Dataset entries start

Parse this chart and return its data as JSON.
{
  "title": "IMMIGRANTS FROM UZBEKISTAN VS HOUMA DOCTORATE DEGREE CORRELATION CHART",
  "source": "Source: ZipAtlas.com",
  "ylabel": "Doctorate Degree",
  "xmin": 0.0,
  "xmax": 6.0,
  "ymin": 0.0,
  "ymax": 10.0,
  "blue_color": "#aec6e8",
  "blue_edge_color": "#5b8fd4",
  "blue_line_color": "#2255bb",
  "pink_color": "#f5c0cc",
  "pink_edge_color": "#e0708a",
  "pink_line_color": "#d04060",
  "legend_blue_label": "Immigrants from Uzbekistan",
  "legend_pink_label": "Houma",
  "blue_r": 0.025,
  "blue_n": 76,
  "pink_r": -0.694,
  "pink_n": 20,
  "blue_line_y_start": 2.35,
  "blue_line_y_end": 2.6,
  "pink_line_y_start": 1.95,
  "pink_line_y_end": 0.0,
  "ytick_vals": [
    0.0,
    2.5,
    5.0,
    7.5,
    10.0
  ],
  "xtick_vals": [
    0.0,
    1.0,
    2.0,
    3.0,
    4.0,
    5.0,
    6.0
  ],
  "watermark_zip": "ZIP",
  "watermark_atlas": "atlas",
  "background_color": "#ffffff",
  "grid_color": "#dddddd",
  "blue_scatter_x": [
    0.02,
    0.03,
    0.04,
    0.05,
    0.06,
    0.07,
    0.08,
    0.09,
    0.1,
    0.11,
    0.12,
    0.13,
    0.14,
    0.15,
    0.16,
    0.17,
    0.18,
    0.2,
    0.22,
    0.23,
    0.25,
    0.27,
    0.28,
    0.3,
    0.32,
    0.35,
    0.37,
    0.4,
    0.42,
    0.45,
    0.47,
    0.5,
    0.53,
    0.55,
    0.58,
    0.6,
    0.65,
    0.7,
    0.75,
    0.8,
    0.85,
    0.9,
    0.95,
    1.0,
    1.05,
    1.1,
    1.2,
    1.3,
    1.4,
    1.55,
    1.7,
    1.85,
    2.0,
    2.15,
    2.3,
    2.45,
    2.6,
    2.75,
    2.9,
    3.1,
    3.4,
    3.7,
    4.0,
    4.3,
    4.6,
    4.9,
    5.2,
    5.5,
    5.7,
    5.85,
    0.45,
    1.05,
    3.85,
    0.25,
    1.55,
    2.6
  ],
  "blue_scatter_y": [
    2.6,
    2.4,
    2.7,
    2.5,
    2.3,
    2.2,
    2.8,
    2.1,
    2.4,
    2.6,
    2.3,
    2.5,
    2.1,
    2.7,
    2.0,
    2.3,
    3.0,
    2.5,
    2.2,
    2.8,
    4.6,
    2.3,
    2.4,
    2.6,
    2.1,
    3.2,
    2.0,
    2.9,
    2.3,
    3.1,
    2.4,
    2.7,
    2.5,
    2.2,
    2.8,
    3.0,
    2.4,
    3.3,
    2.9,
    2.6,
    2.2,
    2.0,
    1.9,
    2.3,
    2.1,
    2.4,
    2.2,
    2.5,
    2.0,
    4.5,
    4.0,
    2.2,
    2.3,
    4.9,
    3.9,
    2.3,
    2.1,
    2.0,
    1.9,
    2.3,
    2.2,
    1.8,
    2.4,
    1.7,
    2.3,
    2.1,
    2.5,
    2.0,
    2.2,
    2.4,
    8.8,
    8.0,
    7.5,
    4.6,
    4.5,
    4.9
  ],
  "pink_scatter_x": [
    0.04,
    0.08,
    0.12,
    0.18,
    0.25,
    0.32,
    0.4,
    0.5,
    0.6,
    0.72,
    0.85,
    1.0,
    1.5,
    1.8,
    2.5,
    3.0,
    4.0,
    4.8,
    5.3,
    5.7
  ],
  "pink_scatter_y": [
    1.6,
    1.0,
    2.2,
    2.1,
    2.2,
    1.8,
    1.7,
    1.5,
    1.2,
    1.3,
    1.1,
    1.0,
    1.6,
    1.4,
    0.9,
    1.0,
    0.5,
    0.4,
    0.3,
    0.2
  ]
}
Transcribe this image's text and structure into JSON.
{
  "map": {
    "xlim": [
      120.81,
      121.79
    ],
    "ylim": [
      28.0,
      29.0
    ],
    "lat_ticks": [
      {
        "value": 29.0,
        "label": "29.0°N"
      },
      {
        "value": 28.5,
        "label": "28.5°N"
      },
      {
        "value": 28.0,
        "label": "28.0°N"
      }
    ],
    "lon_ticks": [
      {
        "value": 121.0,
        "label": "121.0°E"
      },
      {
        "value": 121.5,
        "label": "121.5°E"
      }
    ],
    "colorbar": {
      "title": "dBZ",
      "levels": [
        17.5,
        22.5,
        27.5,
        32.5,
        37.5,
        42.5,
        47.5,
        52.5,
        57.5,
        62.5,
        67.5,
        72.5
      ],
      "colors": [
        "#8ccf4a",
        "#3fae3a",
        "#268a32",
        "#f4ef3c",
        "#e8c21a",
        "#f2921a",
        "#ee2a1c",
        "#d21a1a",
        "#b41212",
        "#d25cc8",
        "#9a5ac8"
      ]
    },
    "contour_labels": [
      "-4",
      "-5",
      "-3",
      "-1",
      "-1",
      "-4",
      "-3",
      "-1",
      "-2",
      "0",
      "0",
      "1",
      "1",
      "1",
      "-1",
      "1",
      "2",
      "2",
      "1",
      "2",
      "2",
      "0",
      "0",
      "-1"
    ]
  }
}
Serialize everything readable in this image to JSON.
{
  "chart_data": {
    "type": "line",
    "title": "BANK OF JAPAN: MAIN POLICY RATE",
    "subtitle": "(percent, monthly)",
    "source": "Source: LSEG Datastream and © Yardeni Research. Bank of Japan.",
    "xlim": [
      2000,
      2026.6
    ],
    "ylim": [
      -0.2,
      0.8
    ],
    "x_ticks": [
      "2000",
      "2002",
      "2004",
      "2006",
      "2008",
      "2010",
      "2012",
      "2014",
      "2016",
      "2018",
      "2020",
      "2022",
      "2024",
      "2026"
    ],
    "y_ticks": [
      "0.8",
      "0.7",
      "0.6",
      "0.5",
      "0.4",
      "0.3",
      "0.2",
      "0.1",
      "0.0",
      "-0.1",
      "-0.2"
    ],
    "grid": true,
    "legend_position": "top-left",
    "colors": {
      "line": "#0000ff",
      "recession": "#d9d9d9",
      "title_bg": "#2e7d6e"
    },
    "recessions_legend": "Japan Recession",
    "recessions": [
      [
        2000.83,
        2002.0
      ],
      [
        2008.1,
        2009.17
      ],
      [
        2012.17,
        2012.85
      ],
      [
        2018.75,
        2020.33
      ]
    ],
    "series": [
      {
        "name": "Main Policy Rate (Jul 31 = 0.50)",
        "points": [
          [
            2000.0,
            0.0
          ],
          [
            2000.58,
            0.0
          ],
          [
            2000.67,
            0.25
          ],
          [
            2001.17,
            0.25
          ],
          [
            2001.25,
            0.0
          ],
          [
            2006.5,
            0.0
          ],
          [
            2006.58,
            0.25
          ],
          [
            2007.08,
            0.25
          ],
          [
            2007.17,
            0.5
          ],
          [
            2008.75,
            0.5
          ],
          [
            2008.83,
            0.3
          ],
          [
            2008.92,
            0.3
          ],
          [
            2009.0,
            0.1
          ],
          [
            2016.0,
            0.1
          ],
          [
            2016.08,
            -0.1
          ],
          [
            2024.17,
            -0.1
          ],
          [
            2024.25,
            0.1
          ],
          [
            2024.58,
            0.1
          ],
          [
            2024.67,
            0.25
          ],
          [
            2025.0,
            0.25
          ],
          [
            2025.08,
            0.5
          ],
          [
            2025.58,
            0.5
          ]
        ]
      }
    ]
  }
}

Dataset entries end

From the records above, extract every entry exactly as given.

Parse this chart and return its data as JSON.
{
  "title": "IMMIGRANTS FROM UZBEKISTAN VS HOUMA DOCTORATE DEGREE CORRELATION CHART",
  "source": "Source: ZipAtlas.com",
  "ylabel": "Doctorate Degree",
  "xmin": 0.0,
  "xmax": 6.0,
  "ymin": 0.0,
  "ymax": 10.0,
  "blue_color": "#aec6e8",
  "blue_edge_color": "#5b8fd4",
  "blue_line_color": "#2255bb",
  "pink_color": "#f5c0cc",
  "pink_edge_color": "#e0708a",
  "pink_line_color": "#d04060",
  "legend_blue_label": "Immigrants from Uzbekistan",
  "legend_pink_label": "Houma",
  "blue_r": 0.025,
  "blue_n": 76,
  "pink_r": -0.694,
  "pink_n": 20,
  "blue_line_y_start": 2.35,
  "blue_line_y_end": 2.6,
  "pink_line_y_start": 1.95,
  "pink_line_y_end": 0.0,
  "ytick_vals": [
    0.0,
    2.5,
    5.0,
    7.5,
    10.0
  ],
  "xtick_vals": [
    0.0,
    1.0,
    2.0,
    3.0,
    4.0,
    5.0,
    6.0
  ],
  "watermark_zip": "ZIP",
  "watermark_atlas": "atlas",
  "background_color": "#ffffff",
  "grid_color": "#dddddd",
  "blue_scatter_x": [
    0.02,
    0.03,
    0.04,
    0.05,
    0.06,
    0.07,
    0.08,
    0.09,
    0.1,
    0.11,
    0.12,
    0.13,
    0.14,
    0.15,
    0.16,
    0.17,
    0.18,
    0.2,
    0.22,
    0.23,
    0.25,
    0.27,
    0.28,
    0.3,
    0.32,
    0.35,
    0.37,
    0.4,
    0.42,
    0.45,
    0.47,
    0.5,
    0.53,
    0.55,
    0.58,
    0.6,
    0.65,
    0.7,
    0.75,
    0.8,
    0.85,
    0.9,
    0.95,
    1.0,
    1.05,
    1.1,
    1.2,
    1.3,
    1.4,
    1.55,
    1.7,
    1.85,
    2.0,
    2.15,
    2.3,
    2.45,
    2.6,
    2.75,
    2.9,
    3.1,
    3.4,
    3.7,
    4.0,
    4.3,
    4.6,
    4.9,
    5.2,
    5.5,
    5.7,
    5.85,
    0.45,
    1.05,
    3.85,
    0.25,
    1.55,
    2.6
  ],
  "blue_scatter_y": [
    2.6,
    2.4,
    2.7,
    2.5,
    2.3,
    2.2,
    2.8,
    2.1,
    2.4,
    2.6,
    2.3,
    2.5,
    2.1,
    2.7,
    2.0,
    2.3,
    3.0,
    2.5,
    2.2,
    2.8,
    4.6,
    2.3,
    2.4,
    2.6,
    2.1,
    3.2,
    2.0,
    2.9,
    2.3,
    3.1,
    2.4,
    2.7,
    2.5,
    2.2,
    2.8,
    3.0,
    2.4,
    3.3,
    2.9,
    2.6,
    2.2,
    2.0,
    1.9,
    2.3,
    2.1,
    2.4,
    2.2,
    2.5,
    2.0,
    4.5,
    4.0,
    2.2,
    2.3,
    4.9,
    3.9,
    2.3,
    2.1,
    2.0,
    1.9,
    2.3,
    2.2,
    1.8,
    2.4,
    1.7,
    2.3,
    2.1,
    2.5,
    2.0,
    2.2,
    2.4,
    8.8,
    8.0,
    7.5,
    4.6,
    4.5,
    4.9
  ],
  "pink_scatter_x": [
    0.04,
    0.08,
    0.12,
    0.18,
    0.25,
    0.32,
    0.4,
    0.5,
    0.6,
    0.72,
    0.85,
    1.0,
    1.5,
    1.8,
    2.5,
    3.0,
    4.0,
    4.8,
    5.3,
    5.7
  ],
  "pink_scatter_y": [
    1.6,
    1.0,
    2.2,
    2.1,
    2.2,
    1.8,
    1.7,
    1.5,
    1.2,
    1.3,
    1.1,
    1.0,
    1.6,
    1.4,
    0.9,
    1.0,
    0.5,
    0.4,
    0.3,
    0.2
  ]
}
Transcribe this image's text and structure into JSON.
{
  "map": {
    "xlim": [
      120.81,
      121.79
    ],
    "ylim": [
      28.0,
      29.0
    ],
    "lat_ticks": [
      {
        "value": 29.0,
        "label": "29.0°N"
      },
      {
        "value": 28.5,
        "label": "28.5°N"
      },
      {
        "value": 28.0,
        "label": "28.0°N"
      }
    ],
    "lon_ticks": [
      {
        "value": 121.0,
        "label": "121.0°E"
      },
      {
        "value": 121.5,
        "label": "121.5°E"
      }
    ],
    "colorbar": {
      "title": "dBZ",
      "levels": [
        17.5,
        22.5,
        27.5,
        32.5,
        37.5,
        42.5,
        47.5,
        52.5,
        57.5,
        62.5,
        67.5,
        72.5
      ],
      "colors": [
        "#8ccf4a",
        "#3fae3a",
        "#268a32",
        "#f4ef3c",
        "#e8c21a",
        "#f2921a",
        "#ee2a1c",
        "#d21a1a",
        "#b41212",
        "#d25cc8",
        "#9a5ac8"
      ]
    },
    "contour_labels": [
      "-4",
      "-5",
      "-3",
      "-1",
      "-1",
      "-4",
      "-3",
      "-1",
      "-2",
      "0",
      "0",
      "1",
      "1",
      "1",
      "-1",
      "1",
      "2",
      "2",
      "1",
      "2",
      "2",
      "0",
      "0",
      "-1"
    ]
  }
}
Serialize everything readable in this image to JSON.
{
  "chart_data": {
    "type": "line",
    "title": "BANK OF JAPAN: MAIN POLICY RATE",
    "subtitle": "(percent, monthly)",
    "source": "Source: LSEG Datastream and © Yardeni Research. Bank of Japan.",
    "xlim": [
      2000,
      2026.6
    ],
    "ylim": [
      -0.2,
      0.8
    ],
    "x_ticks": [
      "2000",
      "2002",
      "2004",
      "2006",
      "2008",
      "2010",
      "2012",
      "2014",
      "2016",
      "2018",
      "2020",
      "2022",
      "2024",
      "2026"
    ],
    "y_ticks": [
      "0.8",
      "0.7",
      "0.6",
      "0.5",
      "0.4",
      "0.3",
      "0.2",
      "0.1",
      "0.0",
      "-0.1",
      "-0.2"
    ],
    "grid": true,
    "legend_position": "top-left",
    "colors": {
      "line": "#0000ff",
      "recession": "#d9d9d9",
      "title_bg": "#2e7d6e"
    },
    "recessions_legend": "Japan Recession",
    "recessions": [
      [
        2000.83,
        2002.0
      ],
      [
        2008.1,
        2009.17
      ],
      [
        2012.17,
        2012.85
      ],
      [
        2018.75,
        2020.33
      ]
    ],
    "series": [
      {
        "name": "Main Policy Rate (Jul 31 = 0.50)",
        "points": [
          [
            2000.0,
            0.0
          ],
          [
            2000.58,
            0.0
          ],
          [
            2000.67,
            0.25
          ],
          [
            2001.17,
            0.25
          ],
          [
            2001.25,
            0.0
          ],
          [
            2006.5,
            0.0
          ],
          [
            2006.58,
            0.25
          ],
          [
            2007.08,
            0.25
          ],
          [
            2007.17,
            0.5
          ],
          [
            2008.75,
            0.5
          ],
          [
            2008.83,
            0.3
          ],
          [
            2008.92,
            0.3
          ],
          [
            2009.0,
            0.1
          ],
          [
            2016.0,
            0.1
          ],
          [
            2016.08,
            -0.1
          ],
          [
            2024.17,
            -0.1
          ],
          [
            2024.25,
            0.1
          ],
          [
            2024.58,
            0.1
          ],
          [
            2024.67,
            0.25
          ],
          [
            2025.0,
            0.25
          ],
          [
            2025.08,
            0.5
          ],
          [
            2025.58,
            0.5
          ]
        ]
      }
    ]
  }
}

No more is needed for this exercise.